→ **STATED TASK**: Which lines have the string "cdot"? Copy all of them from the entries below.

(Recorded data)
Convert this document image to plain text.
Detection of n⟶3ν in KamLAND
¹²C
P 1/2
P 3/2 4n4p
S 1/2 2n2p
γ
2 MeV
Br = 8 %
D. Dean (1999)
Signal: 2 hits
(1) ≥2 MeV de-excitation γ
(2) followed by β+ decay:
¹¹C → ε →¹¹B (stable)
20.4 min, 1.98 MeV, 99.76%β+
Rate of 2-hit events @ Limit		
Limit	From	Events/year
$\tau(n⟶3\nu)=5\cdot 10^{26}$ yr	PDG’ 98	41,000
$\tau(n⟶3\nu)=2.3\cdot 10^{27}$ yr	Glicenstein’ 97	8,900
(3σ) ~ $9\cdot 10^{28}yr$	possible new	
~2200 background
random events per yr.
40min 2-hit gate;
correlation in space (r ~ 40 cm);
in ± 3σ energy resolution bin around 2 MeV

→ **CORRECT RESPONSE**:
$\tau(n⟶3\nu)=5\cdot 10^{26}$ yr	PDG’ 98	41,000
$\tau(n⟶3\nu)=2.3\cdot 10^{27}$ yr	Glicenstein’ 97	8,900
(3σ) ~ $9\cdot 10^{28}yr$	possible new	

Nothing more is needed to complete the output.